*What you have to do*
Reproduce the full listing below unchanged, apart from the pictures.

*Data in this exercise*

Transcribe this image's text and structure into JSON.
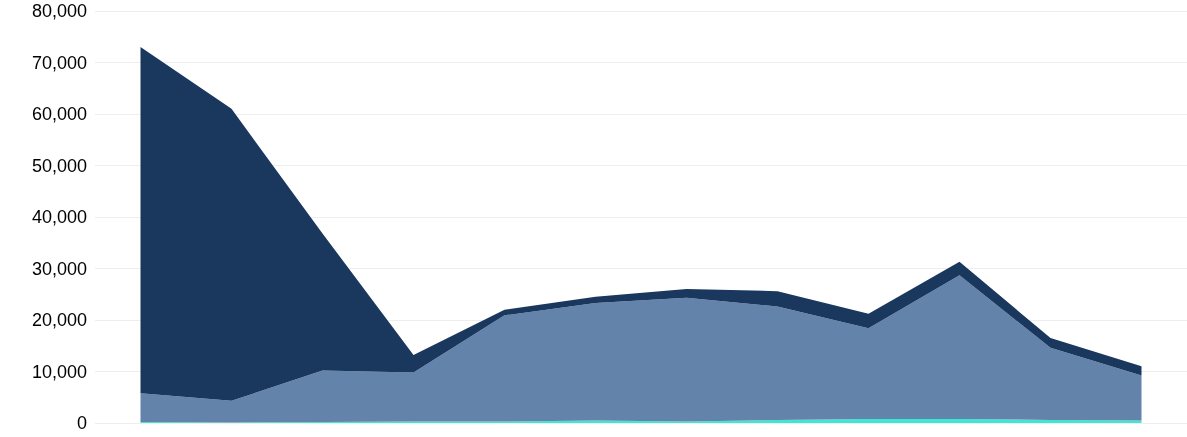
{
  "chart_data": {
    "type": "area",
    "stacked": true,
    "categories": [
      null,
      null,
      null,
      null,
      null,
      null,
      null,
      null,
      null,
      null,
      null,
      null
    ],
    "series": [
      {
        "color": "#3fe6d2",
        "values": [
          200,
          100,
          200,
          300,
          300,
          500,
          300,
          600,
          800,
          800,
          600,
          500
        ]
      },
      {
        "color": "#6383ab",
        "values": [
          5600,
          4200,
          10000,
          9500,
          20600,
          22800,
          24000,
          22000,
          17600,
          27900,
          14000,
          8700
        ]
      },
      {
        "color": "#1a375e",
        "values": [
          67200,
          56700,
          26600,
          3400,
          1100,
          1200,
          1700,
          3000,
          2800,
          2600,
          1900,
          1800
        ]
      }
    ],
    "ylim": [
      0,
      80000
    ],
    "yticks": [
      0,
      {
        "value": 10000,
        "label": "10,000"
      },
      {
        "value": 20000,
        "label": "20,000"
      },
      {
        "value": 30000,
        "label": "30,000"
      },
      {
        "value": 40000,
        "label": "40,000"
      },
      {
        "value": 50000,
        "label": "50,000"
      },
      {
        "value": 60000,
        "label": "60,000"
      },
      {
        "value": 70000,
        "label": "70,000"
      },
      {
        "value": 80000,
        "label": "80,000"
      }
    ],
    "grid": "y",
    "tick_labels": "y"
  }
}
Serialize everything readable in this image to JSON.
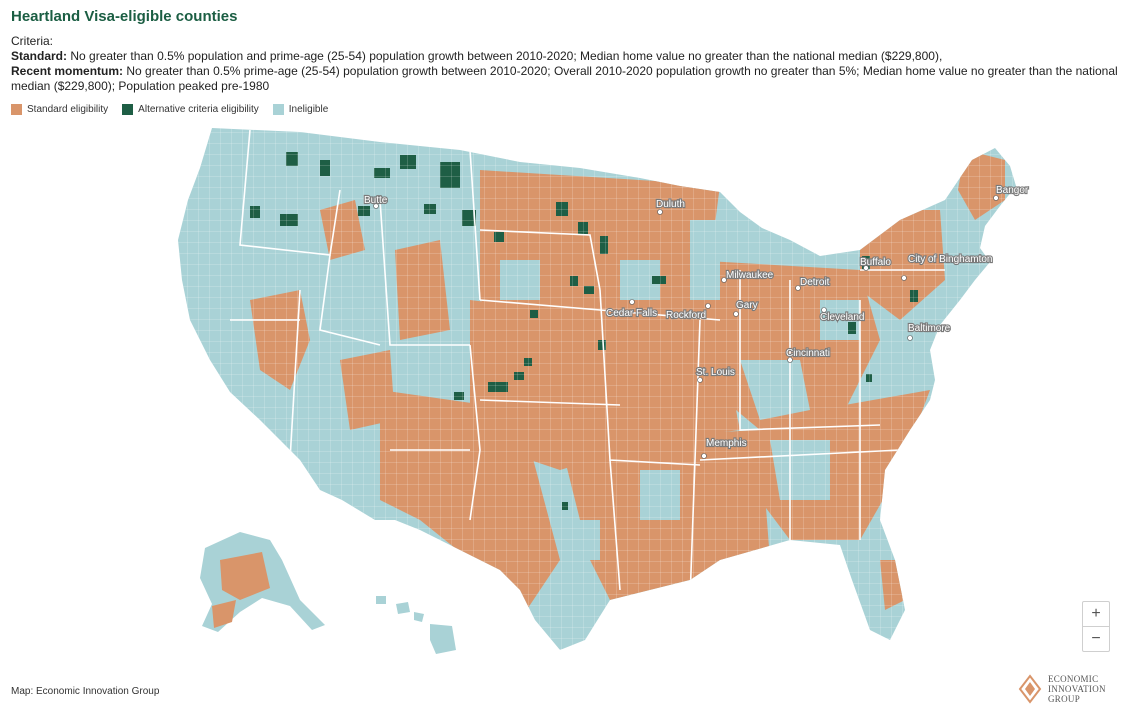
{
  "title": "Heartland Visa-eligible counties",
  "criteria": {
    "heading": "Criteria:",
    "standard_label": "Standard:",
    "standard_text": " No greater than 0.5% population and prime-age (25-54) population growth between 2010-2020; Median home value no greater than the national median ($229,800),",
    "momentum_label": "Recent momentum:",
    "momentum_text": " No greater than 0.5% prime-age (25-54) population growth between 2010-2020; Overall 2010-2020 population growth no greater than 5%; Median home value no greater than the national median ($229,800); Population peaked pre-1980"
  },
  "legend": [
    {
      "label": "Standard eligibility",
      "color": "#d9956a"
    },
    {
      "label": "Alternative criteria eligibility",
      "color": "#1e5e45"
    },
    {
      "label": "Ineligible",
      "color": "#a9d2d6"
    }
  ],
  "colors": {
    "standard": "#d9956a",
    "alternative": "#1e5e45",
    "ineligible": "#a9d2d6",
    "title": "#1b5e43"
  },
  "cities": [
    {
      "name": "Bangor"
    },
    {
      "name": "Duluth"
    },
    {
      "name": "Butte"
    },
    {
      "name": "Buffalo"
    },
    {
      "name": "City of Binghamton"
    },
    {
      "name": "Milwaukee"
    },
    {
      "name": "Detroit"
    },
    {
      "name": "Gary"
    },
    {
      "name": "Cedar Falls"
    },
    {
      "name": "Rockford"
    },
    {
      "name": "Cleveland"
    },
    {
      "name": "Baltimore"
    },
    {
      "name": "Cincinnati"
    },
    {
      "name": "St. Louis"
    },
    {
      "name": "Memphis"
    }
  ],
  "zoom": {
    "in_label": "+",
    "out_label": "−"
  },
  "credit": "Map: Economic Innovation Group",
  "logo": {
    "line1": "ECONOMIC",
    "line2": "INNOVATION",
    "line3": "GROUP"
  }
}
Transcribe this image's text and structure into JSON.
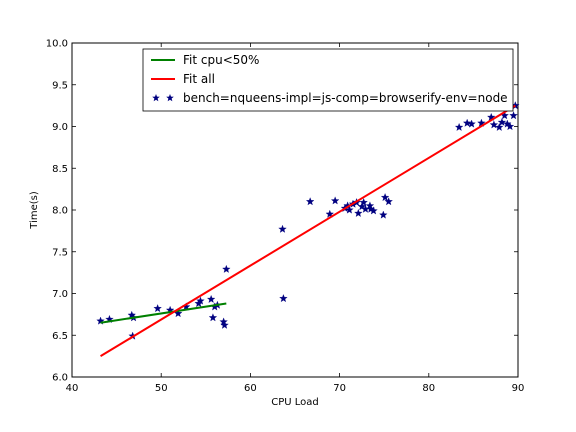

*Solution to this problem*
Transcribe this image's text and structure into JSON.
{
  "chart_data": {
    "type": "area",
    "stacked": true,
    "categories": [
      null,
      null,
      null,
      null,
      null,
      null,
      null,
      null,
      null,
      null,
      null,
      null
    ],
    "series": [
      {
        "color": "#3fe6d2",
        "values": [
          200,
          100,
          200,
          300,
          300,
          500,
          300,
          600,
          800,
          800,
          600,
          500
        ]
      },
      {
        "color": "#6383ab",
        "values": [
          5600,
          4200,
          10000,
          9500,
          20600,
          22800,
          24000,
          22000,
          17600,
          27900,
          14000,
          8700
        ]
      },
      {
        "color": "#1a375e",
        "values": [
          67200,
          56700,
          26600,
          3400,
          1100,
          1200,
          1700,
          3000,
          2800,
          2600,
          1900,
          1800
        ]
      }
    ],
    "ylim": [
      0,
      80000
    ],
    "yticks": [
      0,
      {
        "value": 10000,
        "label": "10,000"
      },
      {
        "value": 20000,
        "label": "20,000"
      },
      {
        "value": 30000,
        "label": "30,000"
      },
      {
        "value": 40000,
        "label": "40,000"
      },
      {
        "value": 50000,
        "label": "50,000"
      },
      {
        "value": 60000,
        "label": "60,000"
      },
      {
        "value": 70000,
        "label": "70,000"
      },
      {
        "value": 80000,
        "label": "80,000"
      }
    ],
    "grid": "y",
    "tick_labels": "y"
  }
}
Serialize everything readable in this image to JSON.
{
  "title": "Heartland Visa-eligible counties",
  "criteria": {
    "heading": "Criteria:",
    "standard_label": "Standard:",
    "standard_text": " No greater than 0.5% population and prime-age (25-54) population growth between 2010-2020; Median home value no greater than the national median ($229,800),",
    "momentum_label": "Recent momentum:",
    "momentum_text": " No greater than 0.5% prime-age (25-54) population growth between 2010-2020; Overall 2010-2020 population growth no greater than 5%; Median home value no greater than the national median ($229,800); Population peaked pre-1980"
  },
  "legend": [
    {
      "label": "Standard eligibility",
      "color": "#d9956a"
    },
    {
      "label": "Alternative criteria eligibility",
      "color": "#1e5e45"
    },
    {
      "label": "Ineligible",
      "color": "#a9d2d6"
    }
  ],
  "colors": {
    "standard": "#d9956a",
    "alternative": "#1e5e45",
    "ineligible": "#a9d2d6",
    "title": "#1b5e43"
  },
  "cities": [
    {
      "name": "Bangor"
    },
    {
      "name": "Duluth"
    },
    {
      "name": "Butte"
    },
    {
      "name": "Buffalo"
    },
    {
      "name": "City of Binghamton"
    },
    {
      "name": "Milwaukee"
    },
    {
      "name": "Detroit"
    },
    {
      "name": "Gary"
    },
    {
      "name": "Cedar Falls"
    },
    {
      "name": "Rockford"
    },
    {
      "name": "Cleveland"
    },
    {
      "name": "Baltimore"
    },
    {
      "name": "Cincinnati"
    },
    {
      "name": "St. Louis"
    },
    {
      "name": "Memphis"
    }
  ],
  "zoom": {
    "in_label": "+",
    "out_label": "−"
  },
  "credit": "Map: Economic Innovation Group",
  "logo": {
    "line1": "ECONOMIC",
    "line2": "INNOVATION",
    "line3": "GROUP"
  }
}
Transcribe this image's text and structure into JSON.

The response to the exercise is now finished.